> _STATED GOAL_: Count the lines in the listing below that contain the string "Rawal", with case treated as significant, and give only the number.

> _INFORMATION GIVEN_:
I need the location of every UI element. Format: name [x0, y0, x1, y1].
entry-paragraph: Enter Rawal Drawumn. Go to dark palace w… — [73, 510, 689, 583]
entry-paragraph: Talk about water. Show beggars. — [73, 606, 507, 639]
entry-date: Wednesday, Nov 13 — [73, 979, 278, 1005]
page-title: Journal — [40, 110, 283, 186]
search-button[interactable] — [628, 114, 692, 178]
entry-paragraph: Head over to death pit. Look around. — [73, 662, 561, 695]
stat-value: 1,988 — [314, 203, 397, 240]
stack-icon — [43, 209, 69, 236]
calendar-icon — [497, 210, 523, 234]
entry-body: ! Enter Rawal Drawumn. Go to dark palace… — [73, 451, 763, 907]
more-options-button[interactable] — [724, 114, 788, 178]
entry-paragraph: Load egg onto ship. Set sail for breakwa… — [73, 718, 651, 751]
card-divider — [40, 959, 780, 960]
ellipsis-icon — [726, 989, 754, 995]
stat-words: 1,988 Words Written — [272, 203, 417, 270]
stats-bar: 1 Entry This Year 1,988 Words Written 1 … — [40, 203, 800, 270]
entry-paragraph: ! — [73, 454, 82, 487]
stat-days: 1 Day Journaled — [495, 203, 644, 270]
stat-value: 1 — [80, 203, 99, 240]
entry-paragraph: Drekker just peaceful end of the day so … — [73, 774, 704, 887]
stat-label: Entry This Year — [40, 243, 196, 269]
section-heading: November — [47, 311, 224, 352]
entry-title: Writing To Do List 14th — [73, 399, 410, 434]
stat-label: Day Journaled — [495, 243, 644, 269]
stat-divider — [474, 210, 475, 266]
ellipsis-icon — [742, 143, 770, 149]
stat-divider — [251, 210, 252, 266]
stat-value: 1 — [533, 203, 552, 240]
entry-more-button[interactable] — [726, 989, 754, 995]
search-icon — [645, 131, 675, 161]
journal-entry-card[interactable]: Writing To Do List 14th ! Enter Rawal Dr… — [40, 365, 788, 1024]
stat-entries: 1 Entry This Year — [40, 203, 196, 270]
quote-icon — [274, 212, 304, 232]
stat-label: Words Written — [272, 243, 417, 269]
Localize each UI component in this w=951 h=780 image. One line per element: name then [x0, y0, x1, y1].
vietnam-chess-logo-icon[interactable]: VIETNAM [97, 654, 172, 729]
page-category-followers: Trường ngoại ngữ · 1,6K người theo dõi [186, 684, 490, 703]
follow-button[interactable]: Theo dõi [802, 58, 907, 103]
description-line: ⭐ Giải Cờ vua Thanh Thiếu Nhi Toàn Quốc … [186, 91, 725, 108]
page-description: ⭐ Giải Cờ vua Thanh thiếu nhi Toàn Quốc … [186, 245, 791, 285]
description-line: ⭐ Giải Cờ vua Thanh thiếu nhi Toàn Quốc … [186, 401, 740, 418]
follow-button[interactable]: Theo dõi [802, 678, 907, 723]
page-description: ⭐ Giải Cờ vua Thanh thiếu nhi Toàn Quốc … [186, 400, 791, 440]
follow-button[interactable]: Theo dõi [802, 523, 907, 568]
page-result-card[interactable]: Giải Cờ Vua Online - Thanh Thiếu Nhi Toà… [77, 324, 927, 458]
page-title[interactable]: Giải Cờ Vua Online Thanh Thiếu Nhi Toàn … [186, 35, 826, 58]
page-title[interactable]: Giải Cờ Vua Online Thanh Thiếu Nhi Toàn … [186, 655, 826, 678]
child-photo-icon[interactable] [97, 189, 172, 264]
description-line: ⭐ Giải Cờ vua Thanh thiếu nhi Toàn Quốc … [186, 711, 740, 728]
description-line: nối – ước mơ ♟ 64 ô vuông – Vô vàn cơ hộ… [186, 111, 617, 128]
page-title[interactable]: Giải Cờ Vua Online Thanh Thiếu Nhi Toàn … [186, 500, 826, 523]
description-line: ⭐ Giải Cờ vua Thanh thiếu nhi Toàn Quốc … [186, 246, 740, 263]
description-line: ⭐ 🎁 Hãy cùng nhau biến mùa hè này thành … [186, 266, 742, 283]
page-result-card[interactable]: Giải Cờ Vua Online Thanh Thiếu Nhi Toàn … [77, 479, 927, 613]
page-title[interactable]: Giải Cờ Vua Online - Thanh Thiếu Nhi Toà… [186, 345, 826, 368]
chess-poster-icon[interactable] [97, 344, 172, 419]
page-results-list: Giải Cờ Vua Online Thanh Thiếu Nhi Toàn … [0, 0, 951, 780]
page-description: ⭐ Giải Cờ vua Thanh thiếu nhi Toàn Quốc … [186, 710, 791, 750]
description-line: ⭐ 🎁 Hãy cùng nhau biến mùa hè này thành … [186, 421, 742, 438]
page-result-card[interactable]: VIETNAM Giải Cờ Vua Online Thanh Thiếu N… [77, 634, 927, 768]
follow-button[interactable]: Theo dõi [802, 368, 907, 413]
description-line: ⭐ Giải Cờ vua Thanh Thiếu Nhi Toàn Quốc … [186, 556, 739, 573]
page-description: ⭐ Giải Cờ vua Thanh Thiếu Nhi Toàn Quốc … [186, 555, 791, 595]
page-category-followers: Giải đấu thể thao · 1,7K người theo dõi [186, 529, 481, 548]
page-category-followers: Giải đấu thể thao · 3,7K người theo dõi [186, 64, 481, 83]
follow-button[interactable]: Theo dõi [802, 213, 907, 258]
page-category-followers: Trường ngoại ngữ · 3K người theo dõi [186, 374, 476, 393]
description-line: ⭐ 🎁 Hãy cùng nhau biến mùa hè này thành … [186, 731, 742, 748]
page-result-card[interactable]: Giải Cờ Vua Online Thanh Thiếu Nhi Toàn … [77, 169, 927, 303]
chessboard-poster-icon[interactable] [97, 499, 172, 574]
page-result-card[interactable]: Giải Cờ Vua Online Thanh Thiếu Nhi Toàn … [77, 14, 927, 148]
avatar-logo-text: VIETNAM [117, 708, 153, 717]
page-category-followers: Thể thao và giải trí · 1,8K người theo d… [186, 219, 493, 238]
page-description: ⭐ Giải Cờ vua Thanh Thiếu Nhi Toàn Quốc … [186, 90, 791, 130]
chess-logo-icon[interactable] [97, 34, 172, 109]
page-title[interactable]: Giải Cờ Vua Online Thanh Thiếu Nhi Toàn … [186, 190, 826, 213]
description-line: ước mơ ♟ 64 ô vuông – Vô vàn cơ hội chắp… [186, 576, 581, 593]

> _EXERCISE RESULT_: 3